-- START ENTRIES PROVIDED --

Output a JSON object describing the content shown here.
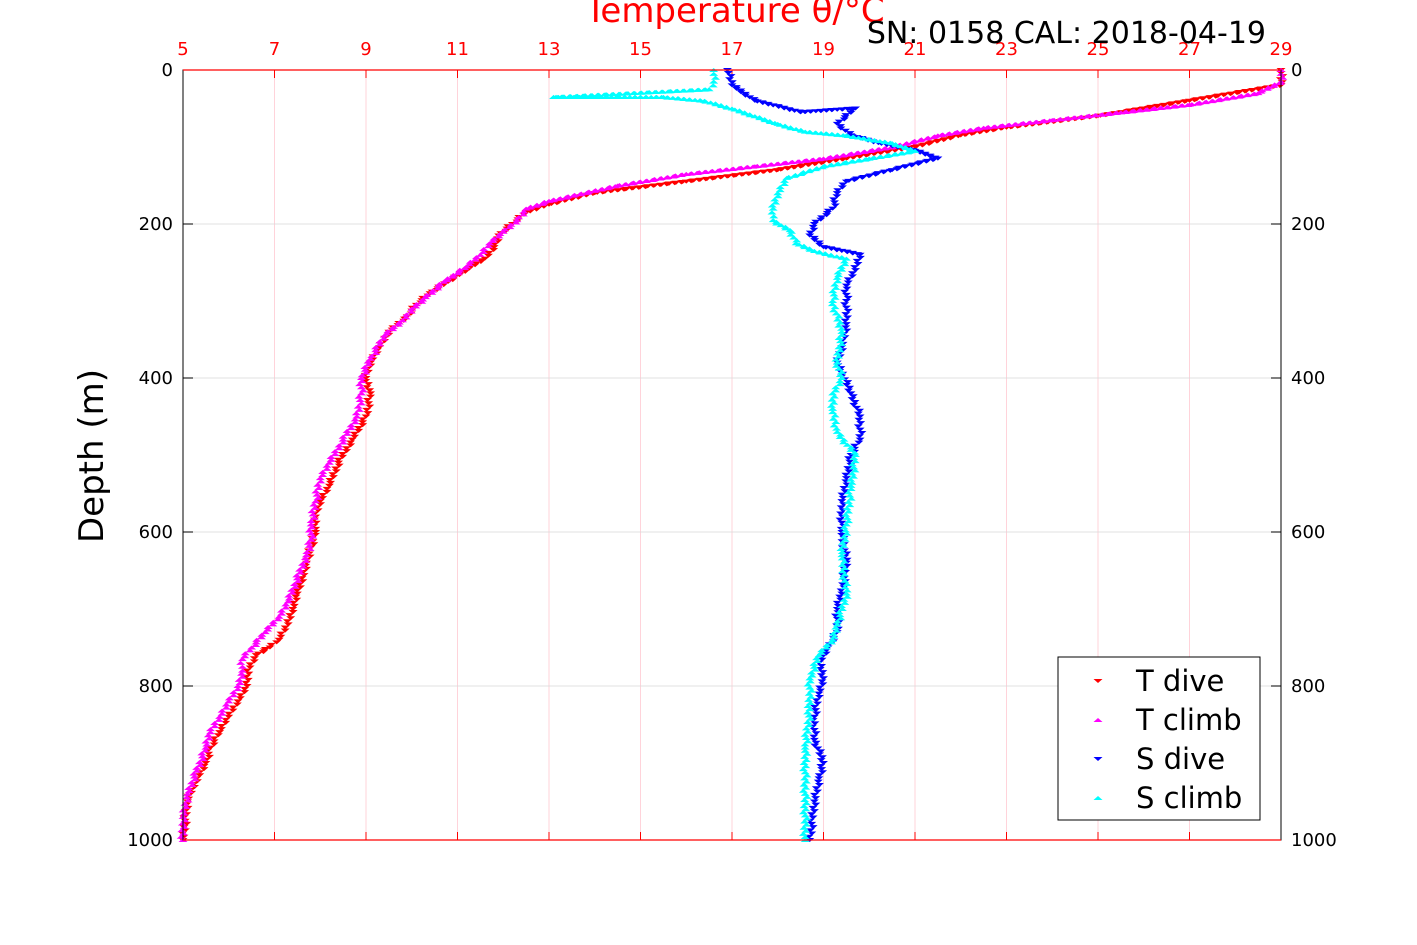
{
  "chart_data": {
    "type": "scatter",
    "title": "Temperature θ/°C",
    "subtitle": "SN: 0158  CAL: 2018-04-19",
    "ylabel": "Depth (m)",
    "xlim": [
      5,
      29
    ],
    "ylim": [
      0,
      1000
    ],
    "y_reversed": true,
    "x_axis_position": "top",
    "y_axis_mirrored": true,
    "grid": true,
    "xticks": [
      "5",
      "7",
      "9",
      "11",
      "13",
      "15",
      "17",
      "19",
      "21",
      "23",
      "25",
      "27",
      "29"
    ],
    "yticks": [
      "0",
      "200",
      "400",
      "600",
      "800",
      "1000"
    ],
    "legend_position": "bottom-right",
    "series": [
      {
        "name": "T dive",
        "marker": "triangle-down",
        "color": "#ff0000",
        "x": [
          29.0,
          29.0,
          27.0,
          25.0,
          23.0,
          22.0,
          21.0,
          19.5,
          18.0,
          16.0,
          14.0,
          13.0,
          12.5,
          12.2,
          11.9,
          11.8,
          11.6,
          11.2,
          10.8,
          10.4,
          10.1,
          9.9,
          9.5,
          9.3,
          9.1,
          9.0,
          9.1,
          9.0,
          8.7,
          8.4,
          8.2,
          8.0,
          7.9,
          7.9,
          7.8,
          7.7,
          7.6,
          7.5,
          7.4,
          7.3,
          7.1,
          6.9,
          6.6,
          6.4,
          6.4,
          6.2,
          6.0,
          5.8,
          5.6,
          5.5,
          5.3,
          5.1,
          5.0
        ],
        "y": [
          0,
          20,
          40,
          60,
          75,
          85,
          100,
          115,
          130,
          145,
          160,
          175,
          185,
          200,
          215,
          230,
          245,
          260,
          275,
          290,
          305,
          320,
          340,
          360,
          380,
          400,
          420,
          450,
          480,
          510,
          540,
          560,
          580,
          600,
          620,
          640,
          660,
          680,
          700,
          720,
          740,
          750,
          760,
          780,
          800,
          820,
          840,
          860,
          880,
          900,
          920,
          950,
          1000
        ]
      },
      {
        "name": "T climb",
        "marker": "triangle-up",
        "color": "#ff00ff",
        "x": [
          29.0,
          29.0,
          28.5,
          27.0,
          25.5,
          24.0,
          22.5,
          21.5,
          20.5,
          19.0,
          17.5,
          16.0,
          14.5,
          13.0,
          12.5,
          12.3,
          12.0,
          11.7,
          11.5,
          11.2,
          10.7,
          10.3,
          10.0,
          9.8,
          9.4,
          9.1,
          8.9,
          8.9,
          8.8,
          8.5,
          8.2,
          8.0,
          7.9,
          7.8,
          7.8,
          7.7,
          7.5,
          7.3,
          7.1,
          6.8,
          6.5,
          6.3,
          6.3,
          6.2,
          6.0,
          5.8,
          5.6,
          5.5,
          5.3,
          5.1,
          5.0,
          5.0
        ],
        "y": [
          0,
          15,
          30,
          45,
          55,
          65,
          75,
          85,
          100,
          115,
          125,
          135,
          150,
          170,
          180,
          195,
          210,
          225,
          240,
          255,
          275,
          295,
          310,
          325,
          345,
          375,
          400,
          420,
          450,
          480,
          510,
          530,
          560,
          590,
          610,
          630,
          660,
          690,
          710,
          730,
          750,
          765,
          780,
          800,
          820,
          840,
          860,
          880,
          910,
          940,
          970,
          1000
        ]
      },
      {
        "name": "S dive",
        "marker": "triangle-down",
        "color": "#0000ff",
        "x": [
          16.9,
          17.0,
          17.5,
          18.5,
          19.7,
          19.3,
          19.6,
          20.2,
          21.0,
          21.5,
          20.5,
          19.5,
          19.3,
          19.2,
          18.8,
          18.7,
          19.0,
          19.8,
          19.7,
          19.5,
          19.5,
          19.5,
          19.4,
          19.3,
          19.6,
          19.8,
          19.8,
          19.6,
          19.5,
          19.4,
          19.4,
          19.5,
          19.4,
          19.3,
          19.3,
          19.1,
          18.9,
          19.0,
          18.9,
          18.8,
          18.8,
          19.0,
          18.9,
          18.8,
          18.7
        ],
        "y": [
          0,
          20,
          40,
          55,
          50,
          70,
          85,
          95,
          105,
          115,
          130,
          145,
          160,
          180,
          200,
          215,
          230,
          240,
          260,
          280,
          300,
          330,
          360,
          380,
          420,
          450,
          480,
          500,
          530,
          560,
          600,
          640,
          680,
          700,
          730,
          750,
          770,
          790,
          810,
          840,
          870,
          900,
          920,
          950,
          1000
        ]
      },
      {
        "name": "S climb",
        "marker": "triangle-up",
        "color": "#00ffff",
        "x": [
          16.6,
          16.6,
          16.5,
          13.1,
          14.5,
          15.5,
          16.4,
          17.0,
          17.5,
          18.0,
          18.6,
          19.5,
          20.5,
          21.0,
          20.0,
          19.0,
          18.2,
          18.0,
          17.9,
          17.9,
          18.3,
          18.4,
          18.8,
          19.5,
          19.3,
          19.2,
          19.4,
          19.3,
          19.4,
          19.2,
          19.2,
          19.3,
          19.7,
          19.6,
          19.5,
          19.4,
          19.5,
          19.3,
          19.2,
          18.9,
          18.7,
          18.7,
          18.6,
          18.6,
          18.6
        ],
        "y": [
          0,
          15,
          25,
          35,
          35,
          35,
          40,
          50,
          60,
          70,
          80,
          85,
          95,
          105,
          115,
          125,
          140,
          160,
          180,
          195,
          210,
          225,
          235,
          245,
          270,
          300,
          340,
          380,
          400,
          420,
          440,
          470,
          500,
          540,
          590,
          630,
          680,
          720,
          740,
          760,
          790,
          830,
          880,
          940,
          1000
        ]
      }
    ]
  }
}
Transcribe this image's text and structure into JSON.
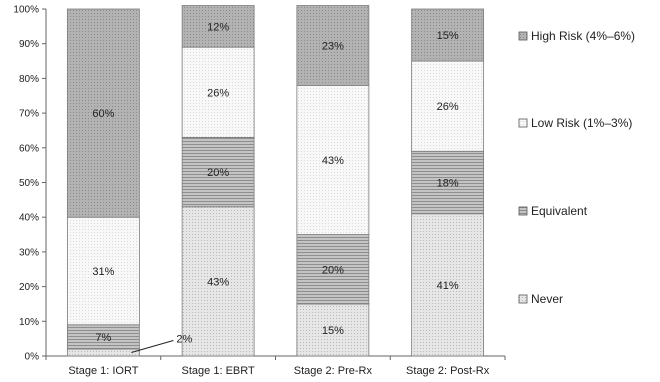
{
  "chart_data": {
    "type": "bar",
    "stacked": true,
    "categories": [
      "Stage 1: IORT",
      "Stage 1: EBRT",
      "Stage 2: Pre-Rx",
      "Stage 2: Post-Rx"
    ],
    "series": [
      {
        "name": "Never",
        "values": [
          2,
          43,
          15,
          41
        ],
        "labels": [
          "2%",
          "43%",
          "15%",
          "41%"
        ],
        "color": "#e3e3e3",
        "pattern": "dots"
      },
      {
        "name": "Equivalent",
        "values": [
          7,
          20,
          20,
          18
        ],
        "labels": [
          "7%",
          "20%",
          "20%",
          "18%"
        ],
        "color": "#b4b4b4",
        "pattern": "hlines"
      },
      {
        "name": "Low Risk (1%–3%)",
        "values": [
          31,
          26,
          43,
          26
        ],
        "labels": [
          "31%",
          "26%",
          "43%",
          "26%"
        ],
        "color": "#f7f7f7",
        "pattern": "fine-dots"
      },
      {
        "name": "High Risk (4%–6%)",
        "values": [
          60,
          12,
          23,
          15
        ],
        "labels": [
          "60%",
          "12%",
          "23%",
          "15%"
        ],
        "color": "#a9a9a9",
        "pattern": "fine-dots"
      }
    ],
    "legend_order": [
      "High Risk (4%–6%)",
      "Low Risk (1%–3%)",
      "Equivalent",
      "Never"
    ],
    "ylim": [
      0,
      100
    ],
    "yticks": [
      "0%",
      "10%",
      "20%",
      "30%",
      "40%",
      "50%",
      "60%",
      "70%",
      "80%",
      "90%",
      "100%"
    ],
    "grid": false,
    "legend_position": "right",
    "title": "",
    "xlabel": "",
    "ylabel": ""
  }
}
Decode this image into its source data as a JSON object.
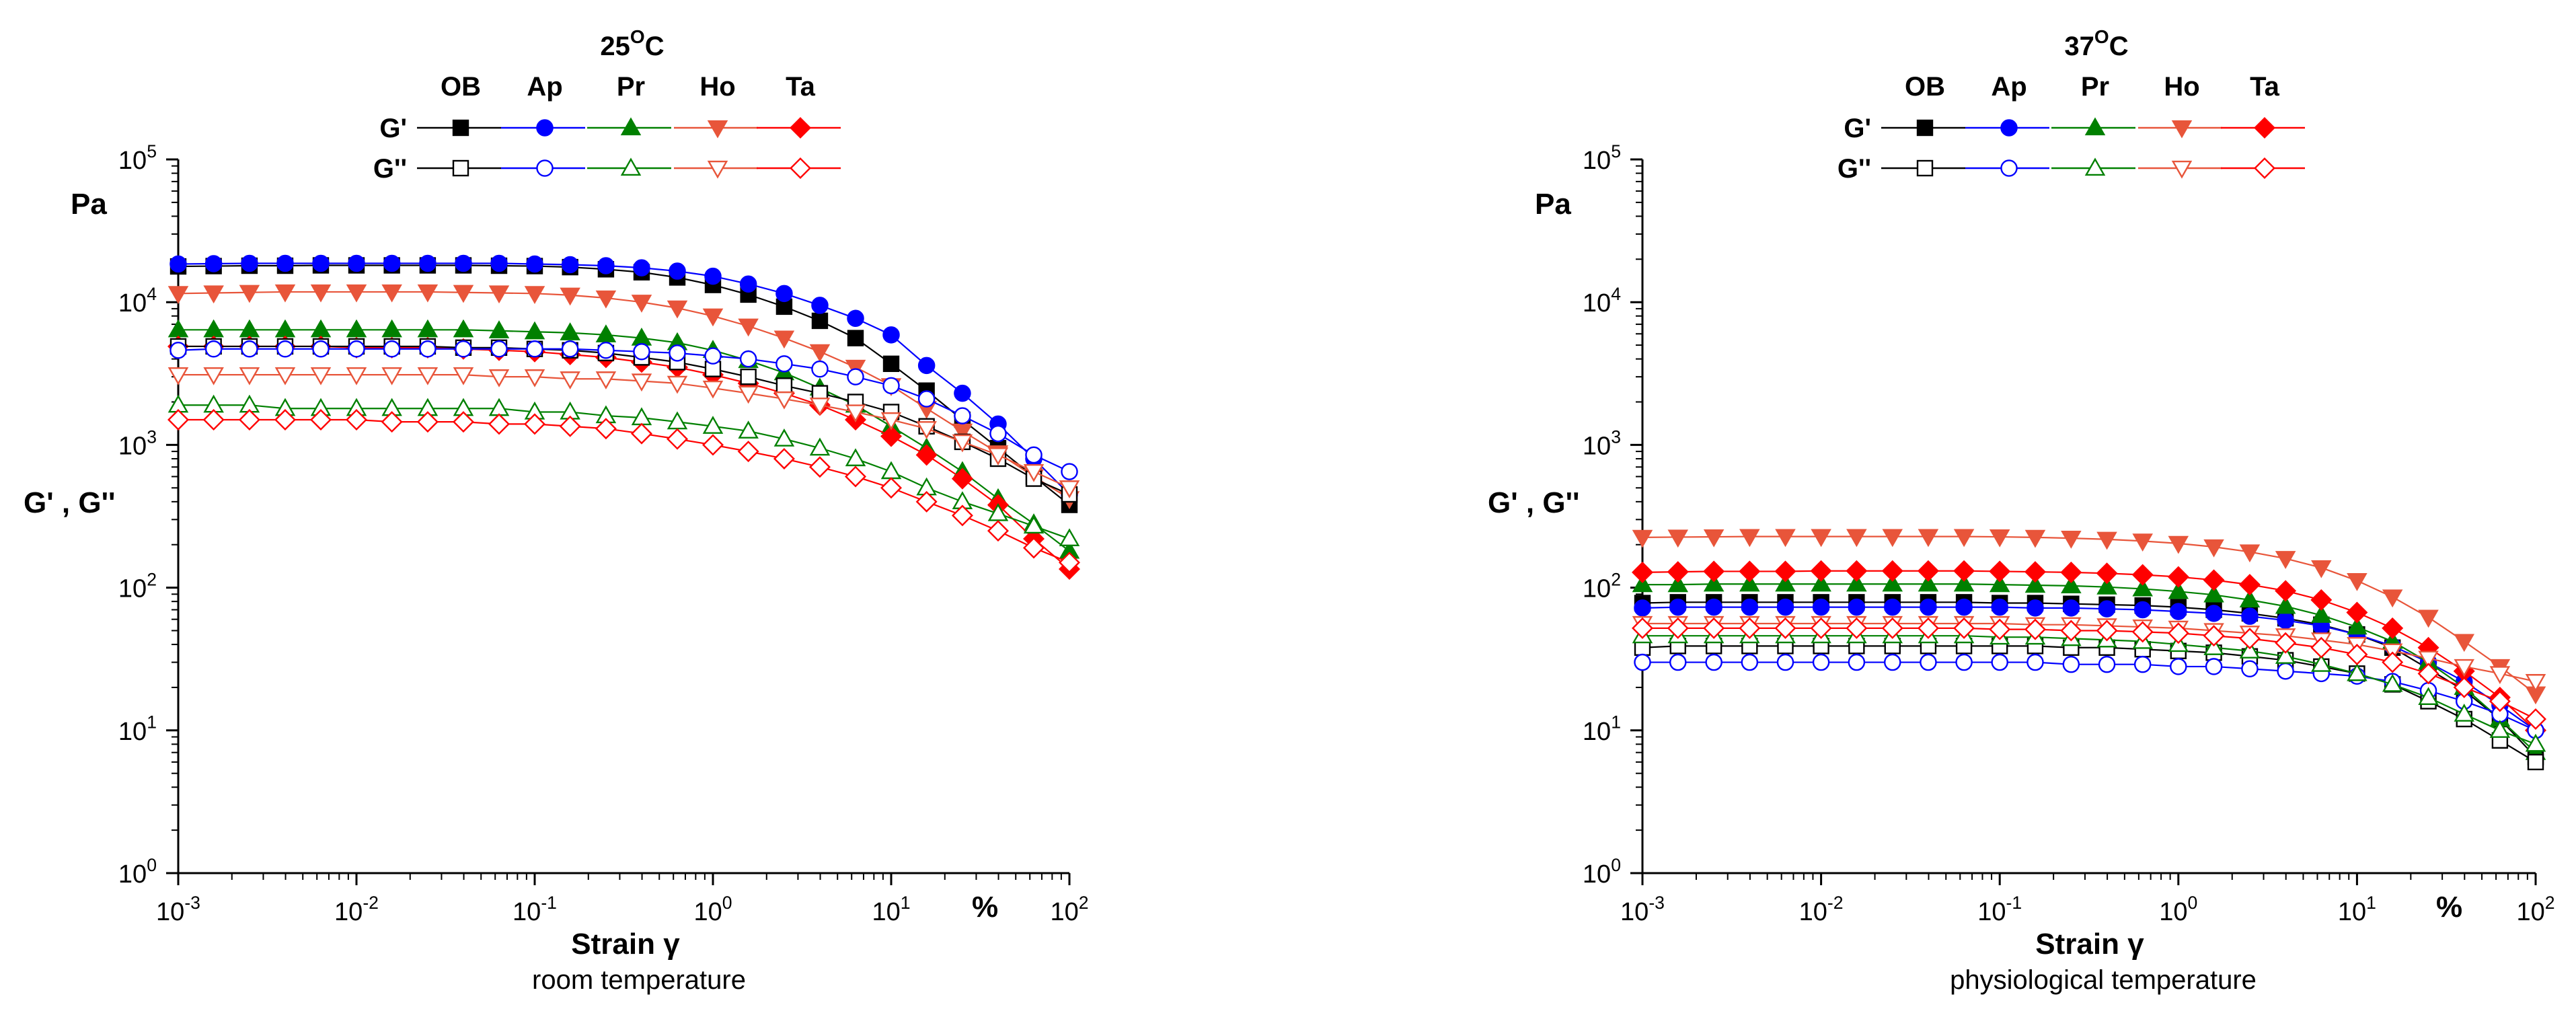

-- END ENTRIES PROVIDED --

_AIM OF THE TASK_
From the listing above, pick out each line where the word "pattern" appears.

_EXERCISE RESULT_
        "pattern": "dots"
        "pattern": "hlines"
        "pattern": "fine-dots"
        "pattern": "fine-dots"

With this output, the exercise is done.